Your objective
Copy each of the entries below word for word, omitting the pictures.
-*-*-
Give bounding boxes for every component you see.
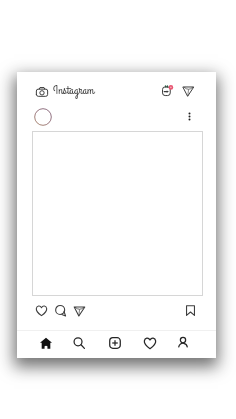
button[interactable]: Instagram (53, 82, 95, 100)
button[interactable]: IGTV (161, 85, 172, 96)
button[interactable]: More options (184, 111, 195, 122)
button[interactable]: Profile (177, 337, 189, 349)
button[interactable]: Direct messages (183, 85, 194, 96)
button[interactable]: Search (73, 337, 85, 349)
button[interactable]: Comment (55, 305, 66, 316)
button[interactable]: Camera (36, 86, 48, 98)
button[interactable]: Post photo (32, 131, 203, 296)
button[interactable]: Share (74, 305, 85, 316)
button[interactable]: Like (36, 305, 47, 316)
button[interactable]: Save (185, 305, 196, 316)
button[interactable]: Home (40, 337, 52, 349)
button[interactable]: New post (109, 337, 121, 349)
button[interactable]: Activity (144, 337, 156, 349)
button[interactable]: Your story (34, 108, 52, 126)
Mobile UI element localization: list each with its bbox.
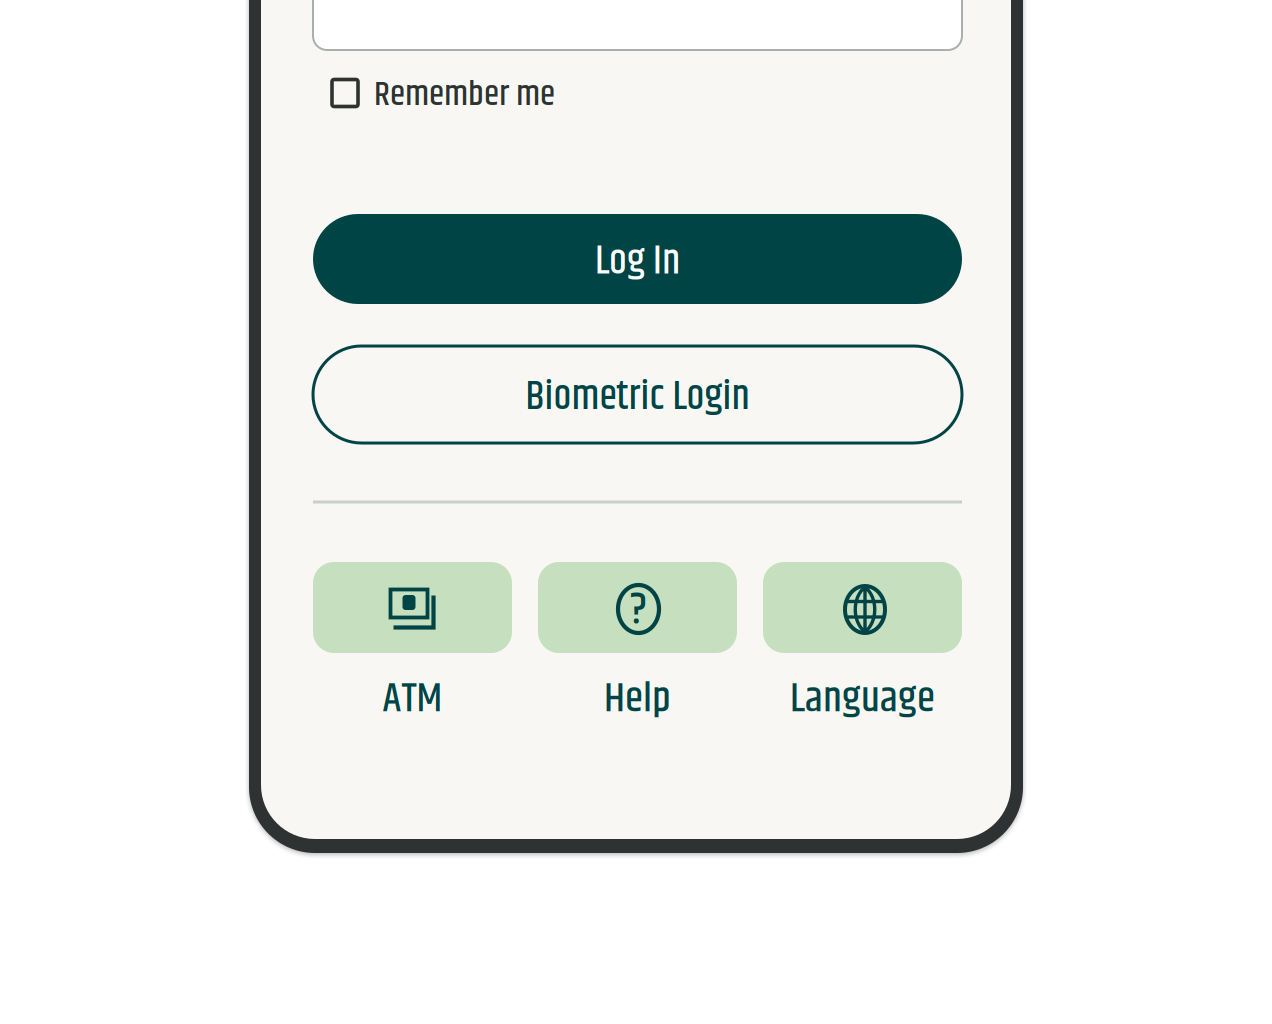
staticText: Remember me [374, 68, 555, 122]
staticText: Language [790, 668, 935, 731]
button[interactable]: Password [313, 0, 962, 50]
button[interactable]: Log In [313, 214, 962, 304]
button[interactable]: Biometric Login [313, 346, 962, 443]
button[interactable]: Language [763, 562, 962, 741]
staticText: ATM [382, 668, 442, 731]
staticText: Help [604, 668, 671, 731]
button[interactable]: ? [538, 562, 737, 741]
staticText: Biometric Login [526, 367, 750, 428]
staticText: Log In [595, 231, 680, 293]
button[interactable]: ATM [313, 562, 512, 741]
staticText: ? [630, 576, 648, 645]
button[interactable]: Remember me [332, 71, 592, 115]
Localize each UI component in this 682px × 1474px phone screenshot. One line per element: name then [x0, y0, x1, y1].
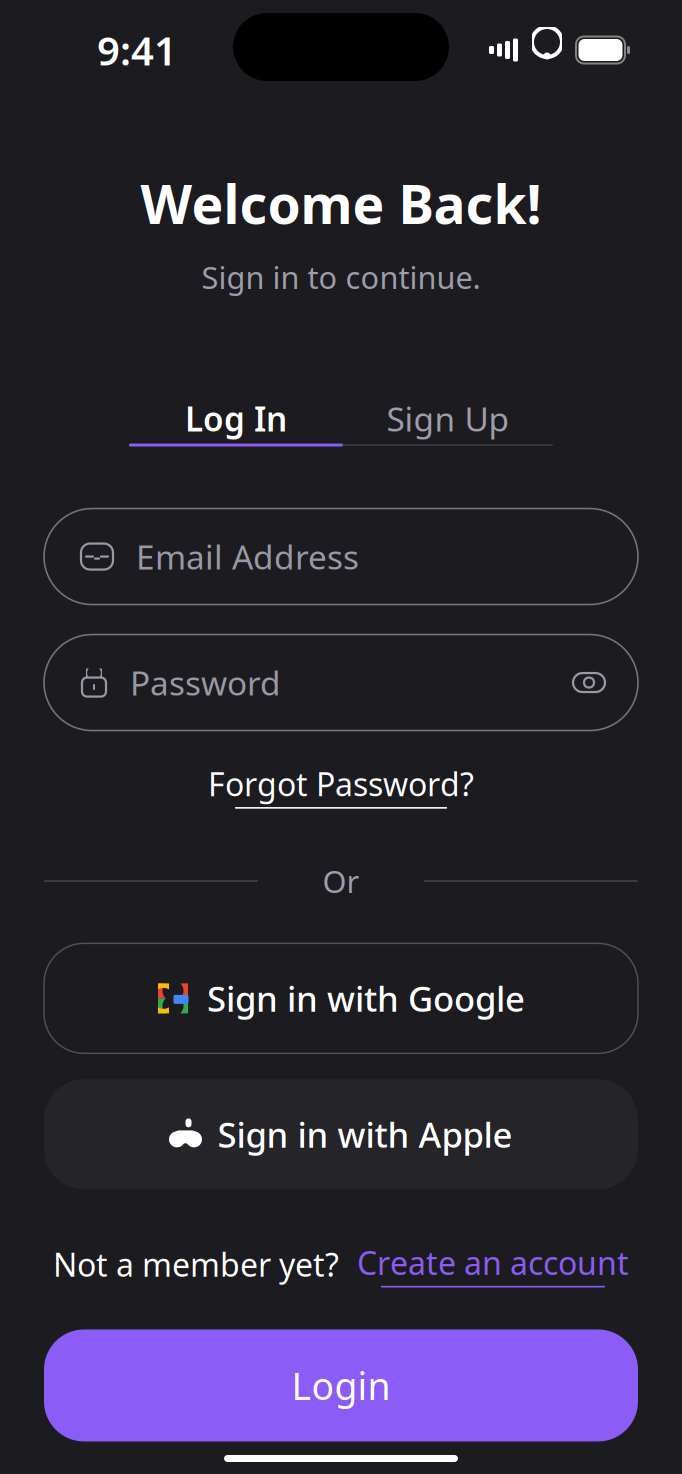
-*-*-
Solution
Give bounding boxes for every component you see.
button[interactable]: Instagram (53, 82, 95, 100)
button[interactable]: IGTV (161, 85, 172, 96)
button[interactable]: More options (184, 111, 195, 122)
button[interactable]: Profile (177, 337, 189, 349)
button[interactable]: Direct messages (183, 85, 194, 96)
button[interactable]: Search (73, 337, 85, 349)
button[interactable]: Comment (55, 305, 66, 316)
button[interactable]: Camera (36, 86, 48, 98)
button[interactable]: Post photo (32, 131, 203, 296)
button[interactable]: Share (74, 305, 85, 316)
button[interactable]: Like (36, 305, 47, 316)
button[interactable]: Save (185, 305, 196, 316)
button[interactable]: Home (40, 337, 52, 349)
button[interactable]: New post (109, 337, 121, 349)
button[interactable]: Activity (144, 337, 156, 349)
button[interactable]: Your story (34, 108, 52, 126)
Mobile UI element localization: list each with its bbox.
staticText: Remember me [374, 68, 555, 122]
staticText: Language [790, 668, 935, 731]
button[interactable]: Password [313, 0, 962, 50]
button[interactable]: Log In [313, 214, 962, 304]
button[interactable]: Biometric Login [313, 346, 962, 443]
button[interactable]: Language [763, 562, 962, 741]
staticText: ATM [382, 668, 442, 731]
staticText: Help [604, 668, 671, 731]
button[interactable]: ? [538, 562, 737, 741]
staticText: Biometric Login [526, 367, 750, 428]
staticText: Log In [595, 231, 680, 293]
button[interactable]: ATM [313, 562, 512, 741]
staticText: ? [630, 576, 648, 645]
button[interactable]: Remember me [332, 71, 592, 115]
Localize each UI component in this 682px × 1474px phone screenshot. One line per element: name then [x0, y0, x1, y1].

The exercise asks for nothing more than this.